--- start of Material for this task ---
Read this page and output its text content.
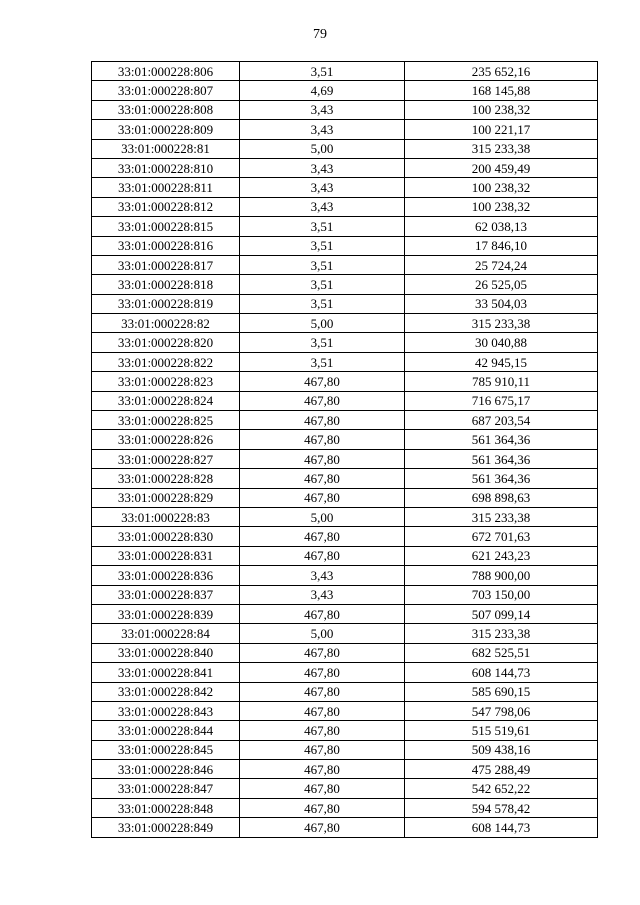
79
33:01:000228:806	3,51	235 652,16
33:01:000228:807	4,69	168 145,88
33:01:000228:808	3,43	100 238,32
33:01:000228:809	3,43	100 221,17
33:01:000228:81	5,00	315 233,38
33:01:000228:810	3,43	200 459,49
33:01:000228:811	3,43	100 238,32
33:01:000228:812	3,43	100 238,32
33:01:000228:815	3,51	62 038,13
33:01:000228:816	3,51	17 846,10
33:01:000228:817	3,51	25 724,24
33:01:000228:818	3,51	26 525,05
33:01:000228:819	3,51	33 504,03
33:01:000228:82	5,00	315 233,38
33:01:000228:820	3,51	30 040,88
33:01:000228:822	3,51	42 945,15
33:01:000228:823	467,80	785 910,11
33:01:000228:824	467,80	716 675,17
33:01:000228:825	467,80	687 203,54
33:01:000228:826	467,80	561 364,36
33:01:000228:827	467,80	561 364,36
33:01:000228:828	467,80	561 364,36
33:01:000228:829	467,80	698 898,63
33:01:000228:83	5,00	315 233,38
33:01:000228:830	467,80	672 701,63
33:01:000228:831	467,80	621 243,23
33:01:000228:836	3,43	788 900,00
33:01:000228:837	3,43	703 150,00
33:01:000228:839	467,80	507 099,14
33:01:000228:84	5,00	315 233,38
33:01:000228:840	467,80	682 525,51
33:01:000228:841	467,80	608 144,73
33:01:000228:842	467,80	585 690,15
33:01:000228:843	467,80	547 798,06
33:01:000228:844	467,80	515 519,61
33:01:000228:845	467,80	509 438,16
33:01:000228:846	467,80	475 288,49
33:01:000228:847	467,80	542 652,22
33:01:000228:848	467,80	594 578,42
33:01:000228:849	467,80	608 144,73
--- end of Material for this task ---
(Exercise): Leave the pictures out and output the rest of the listing exactly.

(Solved problem):
Read this page and output its text content.
79
33:01:000228:806	3,51	235 652,16
33:01:000228:807	4,69	168 145,88
33:01:000228:808	3,43	100 238,32
33:01:000228:809	3,43	100 221,17
33:01:000228:81	5,00	315 233,38
33:01:000228:810	3,43	200 459,49
33:01:000228:811	3,43	100 238,32
33:01:000228:812	3,43	100 238,32
33:01:000228:815	3,51	62 038,13
33:01:000228:816	3,51	17 846,10
33:01:000228:817	3,51	25 724,24
33:01:000228:818	3,51	26 525,05
33:01:000228:819	3,51	33 504,03
33:01:000228:82	5,00	315 233,38
33:01:000228:820	3,51	30 040,88
33:01:000228:822	3,51	42 945,15
33:01:000228:823	467,80	785 910,11
33:01:000228:824	467,80	716 675,17
33:01:000228:825	467,80	687 203,54
33:01:000228:826	467,80	561 364,36
33:01:000228:827	467,80	561 364,36
33:01:000228:828	467,80	561 364,36
33:01:000228:829	467,80	698 898,63
33:01:000228:83	5,00	315 233,38
33:01:000228:830	467,80	672 701,63
33:01:000228:831	467,80	621 243,23
33:01:000228:836	3,43	788 900,00
33:01:000228:837	3,43	703 150,00
33:01:000228:839	467,80	507 099,14
33:01:000228:84	5,00	315 233,38
33:01:000228:840	467,80	682 525,51
33:01:000228:841	467,80	608 144,73
33:01:000228:842	467,80	585 690,15
33:01:000228:843	467,80	547 798,06
33:01:000228:844	467,80	515 519,61
33:01:000228:845	467,80	509 438,16
33:01:000228:846	467,80	475 288,49
33:01:000228:847	467,80	542 652,22
33:01:000228:848	467,80	594 578,42
33:01:000228:849	467,80	608 144,73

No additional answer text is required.